▶ **Task directions**
Reproduce every line of the material below verbatim, omitting the pictures from your output.

[Annotated region listings]
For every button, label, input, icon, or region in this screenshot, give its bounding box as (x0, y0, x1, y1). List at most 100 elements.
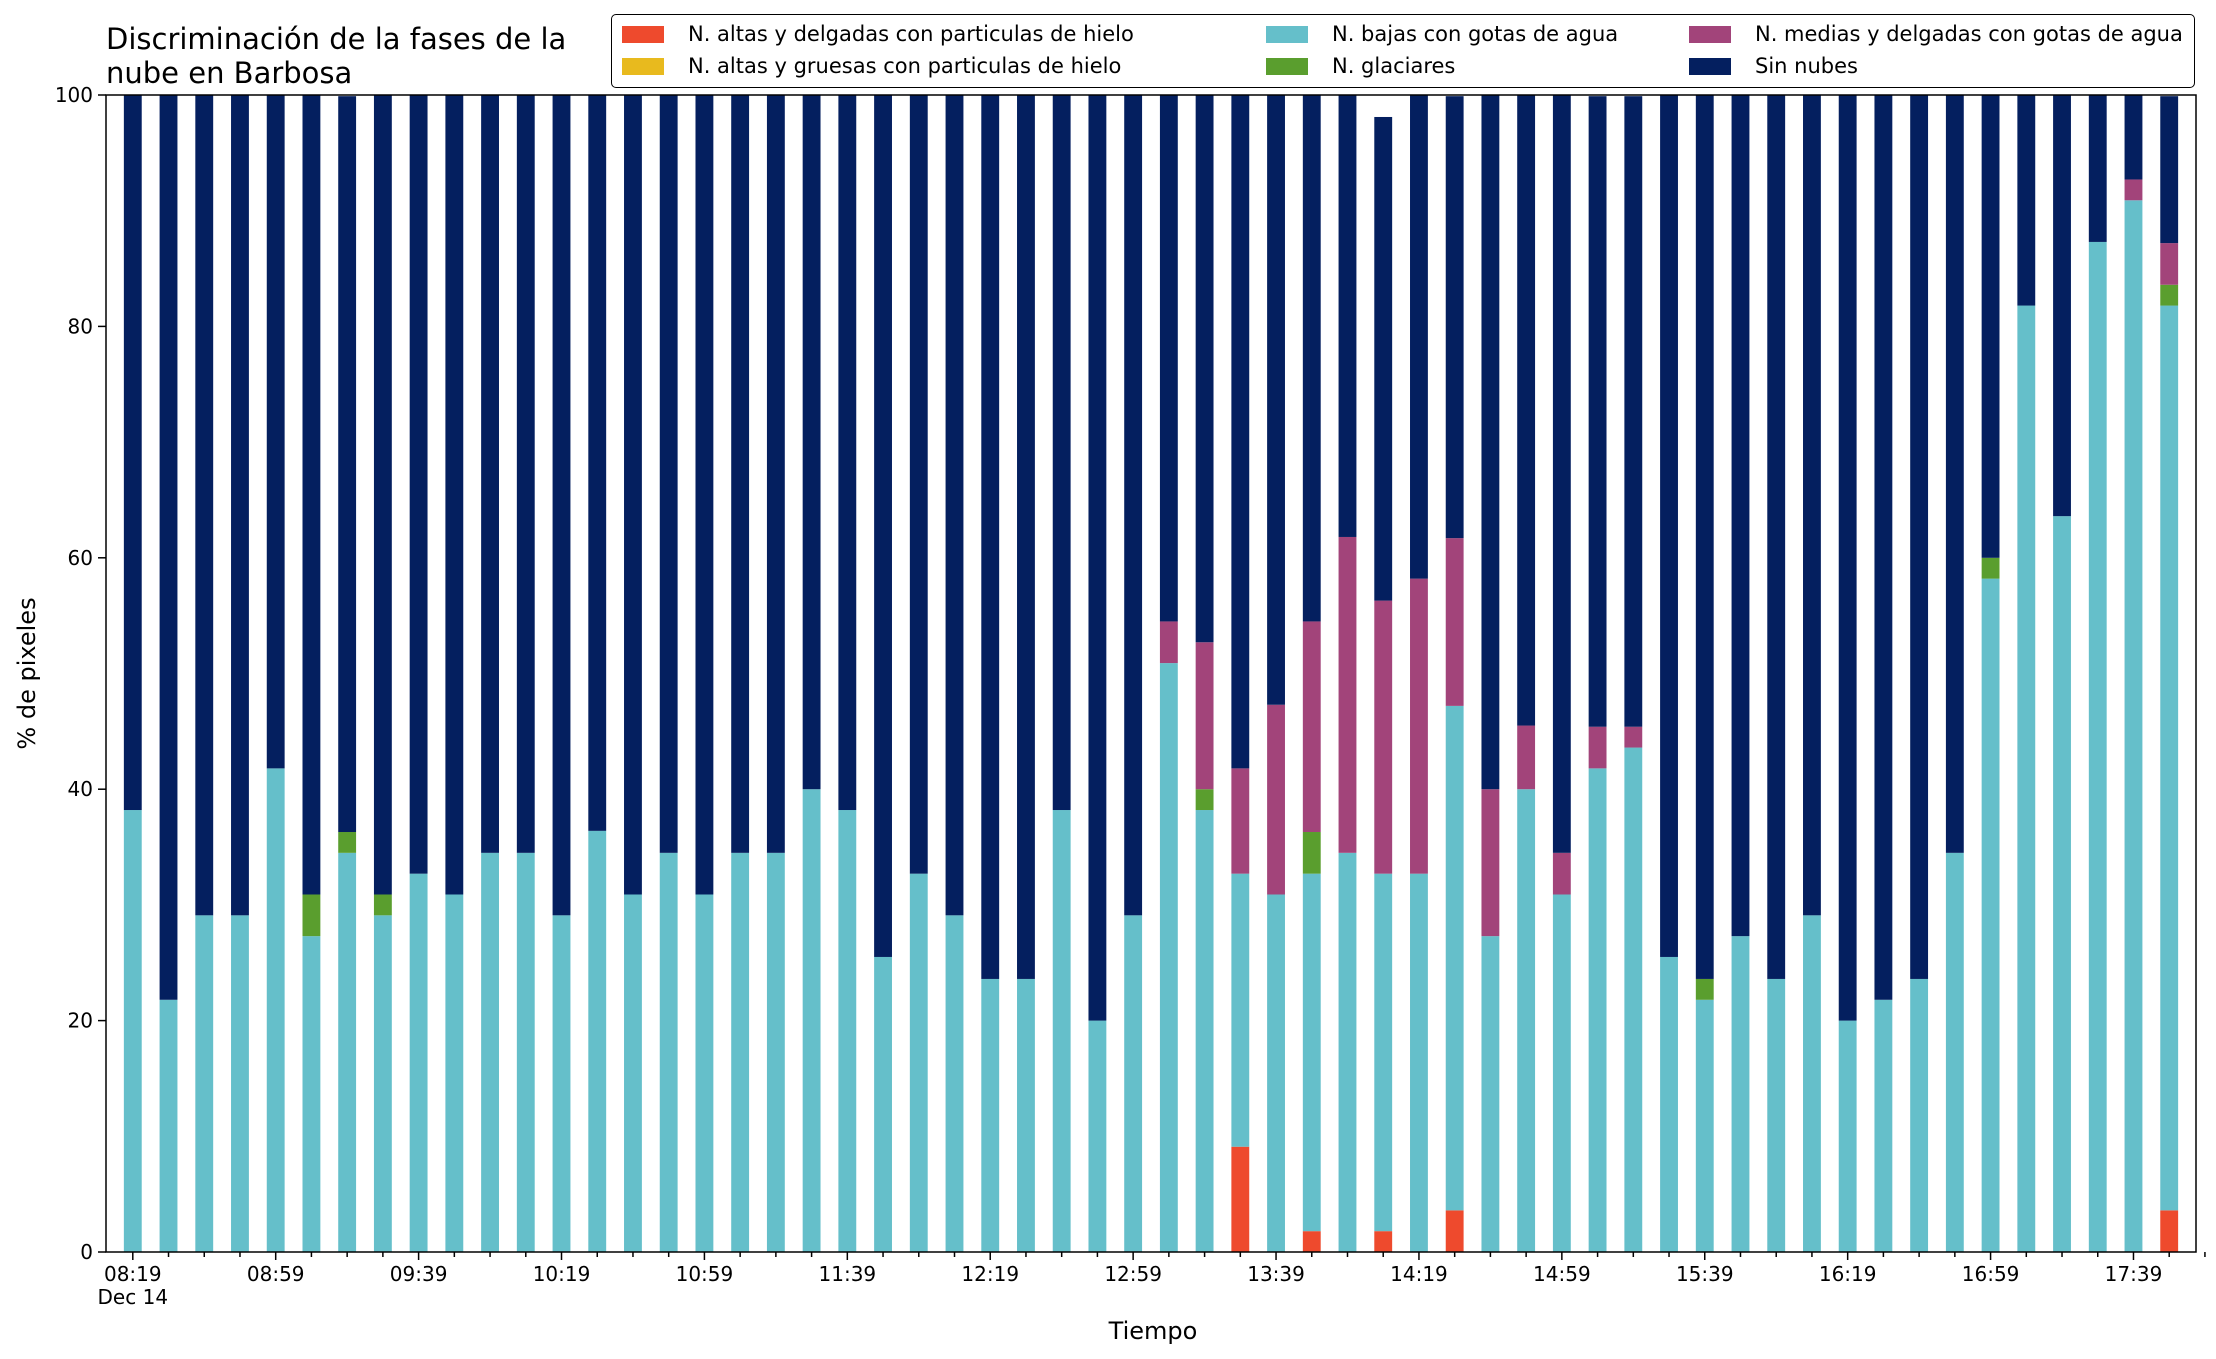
bar-segment-2-33 (1302, 873, 1321, 1232)
bar-segment-5-32 (1267, 95, 1285, 705)
bar-segment-2-53 (2017, 305, 2036, 1252)
bar-segment-4-56 (2124, 179, 2143, 201)
bar-segment-5-7 (373, 95, 392, 895)
bar-segment-5-52 (1981, 95, 2000, 558)
legend-label: N. altas y delgadas con particulas de hi… (688, 22, 1134, 46)
bar-segment-4-31 (1231, 768, 1250, 874)
x-axis-label: Tiempo (1108, 1317, 1198, 1345)
bar-segment-5-16 (695, 95, 714, 895)
bar-segment-3-57 (2160, 284, 2179, 306)
bar-segment-4-39 (1517, 725, 1536, 790)
bar-segment-2-1 (159, 999, 178, 1252)
bar-segment-0-31 (1231, 1146, 1250, 1252)
y-tick-label: 60 (68, 546, 93, 570)
bar-segment-2-31 (1231, 873, 1250, 1147)
bar-segment-2-2 (195, 915, 214, 1252)
bar-segment-2-25 (1017, 978, 1035, 1252)
bar-segment-2-52 (1981, 578, 2000, 1252)
bar-segment-2-17 (731, 852, 750, 1252)
bar-segment-2-3 (231, 915, 249, 1252)
x-tick-label: 14:19 (1390, 1262, 1448, 1286)
bar-segment-5-46 (1767, 95, 1786, 979)
x-tick-label: 09:39 (390, 1262, 448, 1286)
bar-segment-5-11 (516, 95, 535, 853)
bar-segment-5-19 (802, 95, 821, 790)
x-tick-label: 08:59 (247, 1262, 305, 1286)
bar-segment-5-53 (2017, 95, 2036, 306)
y-tick-label: 20 (68, 1009, 93, 1033)
bar-segment-2-46 (1767, 978, 1786, 1252)
bar-segment-5-34 (1338, 95, 1357, 537)
plot-frame (105, 94, 2197, 1253)
bar-segment-3-52 (1981, 557, 2000, 579)
bar-segment-5-3 (231, 95, 249, 916)
bar-segment-2-29 (1159, 663, 1178, 1252)
bar-segment-5-36 (1410, 95, 1428, 579)
bar-segment-2-28 (1124, 915, 1143, 1252)
bar-segment-5-18 (766, 95, 785, 853)
bar-segment-5-29 (1159, 95, 1178, 622)
bar-segment-2-21 (874, 956, 892, 1252)
bar-segment-5-12 (552, 95, 571, 916)
bar-segment-0-35 (1374, 1231, 1393, 1252)
bar-segment-2-55 (2088, 241, 2107, 1252)
bar-segment-2-48 (1838, 1020, 1857, 1252)
bar-segment-5-43 (1660, 95, 1678, 957)
bar-segment-2-43 (1660, 956, 1678, 1252)
bar-segment-5-38 (1481, 95, 1500, 790)
bar-segment-5-30 (1195, 95, 1214, 643)
bar-segment-5-55 (2088, 95, 2107, 242)
bar-segment-2-16 (695, 894, 714, 1252)
bar-segment-5-56 (2124, 95, 2143, 180)
bar-segment-0-37 (1445, 1210, 1464, 1252)
bar-segment-5-6 (338, 96, 357, 833)
x-tick-label: 16:59 (1962, 1262, 2020, 1286)
bar-segment-2-4 (266, 768, 285, 1252)
bar-segment-2-7 (373, 915, 392, 1252)
bar-segment-5-17 (731, 95, 750, 853)
x-tick-sublabel: Dec 14 (98, 1285, 169, 1309)
bar-segment-2-49 (1874, 999, 1893, 1252)
bar-segment-5-26 (1052, 95, 1071, 811)
legend-label: N. bajas con gotas de agua (1332, 22, 1619, 46)
bar-segment-2-30 (1195, 810, 1214, 1252)
y-axis-label: % de pixeles (13, 597, 41, 749)
legend-label: N. glaciares (1332, 54, 1456, 78)
bar-segment-2-47 (1803, 915, 1821, 1252)
bar-segment-5-40 (1552, 95, 1571, 853)
bar-segment-5-21 (874, 95, 892, 957)
bar-segment-0-57 (2160, 1210, 2179, 1252)
bar-segment-2-35 (1374, 873, 1393, 1232)
legend-label: N. altas y gruesas con particulas de hie… (688, 54, 1122, 78)
bar-segment-4-29 (1159, 621, 1178, 664)
bar-segment-4-32 (1267, 704, 1285, 895)
bar-segment-2-15 (659, 852, 678, 1252)
x-tick-label: 14:59 (1533, 1262, 1591, 1286)
bar-segment-2-57 (2160, 305, 2179, 1211)
bar-segment-5-51 (1945, 95, 1964, 853)
bar-segment-4-42 (1624, 726, 1643, 748)
bar-segment-5-23 (945, 95, 964, 916)
bar-segment-3-33 (1302, 832, 1321, 874)
bar-segment-3-5 (302, 894, 321, 937)
bar-segment-2-38 (1481, 936, 1500, 1252)
bar-segment-5-22 (909, 95, 928, 874)
bar-segment-2-40 (1552, 894, 1571, 1252)
bar-segment-3-44 (1695, 978, 1714, 1000)
bar-segment-5-41 (1588, 96, 1607, 727)
bar-segment-4-37 (1445, 538, 1464, 706)
bar-segment-5-0 (123, 95, 142, 811)
x-tick-label: 13:39 (1247, 1262, 1305, 1286)
bar-segment-3-7 (373, 894, 392, 916)
x-tick-label: 17:39 (2105, 1262, 2163, 1286)
bar-segment-2-26 (1052, 810, 1071, 1252)
bar-segment-5-10 (481, 95, 499, 853)
bar-segment-5-37 (1445, 96, 1464, 539)
bar-segment-2-5 (302, 936, 321, 1252)
bar-segment-3-30 (1195, 789, 1214, 811)
bar-segment-2-11 (516, 852, 535, 1252)
bar-segment-4-34 (1338, 536, 1357, 853)
axes-layer: 0 20 40 60 80 100 08:19 08:59 09:39 10:19 10:59 11:… (55, 83, 2206, 1309)
bar-segment-5-25 (1017, 95, 1035, 979)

▶ **Result below**
For every button, label, input, icon, or region in this screenshot, give its bounding box as (x0, y0, x1, y1). List at most 100 elements.
bar-segment-2-33 (1302, 873, 1321, 1232)
bar-segment-5-32 (1267, 95, 1285, 705)
bar-segment-2-53 (2017, 305, 2036, 1252)
bar-segment-4-56 (2124, 179, 2143, 201)
bar-segment-5-7 (373, 95, 392, 895)
bar-segment-5-52 (1981, 95, 2000, 558)
legend-label: N. altas y delgadas con particulas de hi… (688, 22, 1134, 46)
bar-segment-4-31 (1231, 768, 1250, 874)
x-axis-label: Tiempo (1108, 1317, 1198, 1345)
bar-segment-5-16 (695, 95, 714, 895)
bar-segment-3-57 (2160, 284, 2179, 306)
bar-segment-4-39 (1517, 725, 1536, 790)
bar-segment-2-1 (159, 999, 178, 1252)
bar-segment-0-31 (1231, 1146, 1250, 1252)
y-tick-label: 60 (68, 546, 93, 570)
bar-segment-2-31 (1231, 873, 1250, 1147)
bar-segment-2-2 (195, 915, 214, 1252)
bar-segment-2-25 (1017, 978, 1035, 1252)
bar-segment-2-52 (1981, 578, 2000, 1252)
bar-segment-2-17 (731, 852, 750, 1252)
bar-segment-2-3 (231, 915, 249, 1252)
x-tick-label: 14:19 (1390, 1262, 1448, 1286)
bar-segment-5-46 (1767, 95, 1786, 979)
x-tick-label: 09:39 (390, 1262, 448, 1286)
bar-segment-5-11 (516, 95, 535, 853)
bar-segment-5-19 (802, 95, 821, 790)
x-tick-label: 08:59 (247, 1262, 305, 1286)
bar-segment-5-53 (2017, 95, 2036, 306)
y-tick-label: 20 (68, 1009, 93, 1033)
bar-segment-2-46 (1767, 978, 1786, 1252)
bar-segment-5-34 (1338, 95, 1357, 537)
plot-frame (105, 94, 2197, 1253)
bar-segment-3-52 (1981, 557, 2000, 579)
bar-segment-5-3 (231, 95, 249, 916)
bar-segment-2-29 (1159, 663, 1178, 1252)
bar-segment-5-36 (1410, 95, 1428, 579)
bar-segment-2-28 (1124, 915, 1143, 1252)
bar-segment-5-18 (766, 95, 785, 853)
bar-segment-5-29 (1159, 95, 1178, 622)
bar-segment-2-21 (874, 956, 892, 1252)
bar-segment-5-12 (552, 95, 571, 916)
bar-segment-0-35 (1374, 1231, 1393, 1252)
bar-segment-2-55 (2088, 241, 2107, 1252)
bar-segment-2-48 (1838, 1020, 1857, 1252)
bar-segment-5-43 (1660, 95, 1678, 957)
bar-segment-2-43 (1660, 956, 1678, 1252)
bar-segment-5-38 (1481, 95, 1500, 790)
bar-segment-5-30 (1195, 95, 1214, 643)
bar-segment-5-55 (2088, 95, 2107, 242)
bar-segment-2-16 (695, 894, 714, 1252)
bar-segment-5-56 (2124, 95, 2143, 180)
bar-segment-0-37 (1445, 1210, 1464, 1252)
bar-segment-5-6 (338, 96, 357, 833)
x-tick-label: 16:59 (1962, 1262, 2020, 1286)
bar-segment-2-4 (266, 768, 285, 1252)
bar-segment-2-7 (373, 915, 392, 1252)
bar-segment-5-17 (731, 95, 750, 853)
x-tick-sublabel: Dec 14 (98, 1285, 169, 1309)
bar-segment-2-49 (1874, 999, 1893, 1252)
bar-segment-5-26 (1052, 95, 1071, 811)
legend-label: N. bajas con gotas de agua (1332, 22, 1619, 46)
bar-segment-2-30 (1195, 810, 1214, 1252)
y-axis-label: % de pixeles (13, 597, 41, 749)
legend-label: N. glaciares (1332, 54, 1456, 78)
bar-segment-2-47 (1803, 915, 1821, 1252)
bar-segment-5-40 (1552, 95, 1571, 853)
bar-segment-5-21 (874, 95, 892, 957)
bar-segment-0-57 (2160, 1210, 2179, 1252)
bar-segment-2-35 (1374, 873, 1393, 1232)
legend-label: N. altas y gruesas con particulas de hie… (688, 54, 1122, 78)
bar-segment-4-29 (1159, 621, 1178, 664)
bar-segment-4-32 (1267, 704, 1285, 895)
bar-segment-2-15 (659, 852, 678, 1252)
x-tick-label: 14:59 (1533, 1262, 1591, 1286)
bar-segment-2-57 (2160, 305, 2179, 1211)
bar-segment-5-51 (1945, 95, 1964, 853)
bar-segment-4-42 (1624, 726, 1643, 748)
bar-segment-5-23 (945, 95, 964, 916)
bar-segment-3-33 (1302, 832, 1321, 874)
bar-segment-3-5 (302, 894, 321, 937)
bar-segment-2-38 (1481, 936, 1500, 1252)
bar-segment-5-22 (909, 95, 928, 874)
bar-segment-2-40 (1552, 894, 1571, 1252)
bar-segment-3-44 (1695, 978, 1714, 1000)
bar-segment-5-41 (1588, 96, 1607, 727)
bar-segment-4-37 (1445, 538, 1464, 706)
bar-segment-5-0 (123, 95, 142, 811)
x-tick-label: 13:39 (1247, 1262, 1305, 1286)
bar-segment-3-7 (373, 894, 392, 916)
x-tick-label: 17:39 (2105, 1262, 2163, 1286)
bar-segment-2-26 (1052, 810, 1071, 1252)
bar-segment-5-10 (481, 95, 499, 853)
bar-segment-5-37 (1445, 96, 1464, 539)
bar-segment-2-5 (302, 936, 321, 1252)
bar-segment-3-30 (1195, 789, 1214, 811)
bar-segment-2-11 (516, 852, 535, 1252)
bar-segment-4-34 (1338, 536, 1357, 853)
axes-layer: 0 20 40 60 80 100 08:19 08:59 09:39 10:19 10:59 11:… (55, 83, 2206, 1309)
bar-segment-5-25 (1017, 95, 1035, 979)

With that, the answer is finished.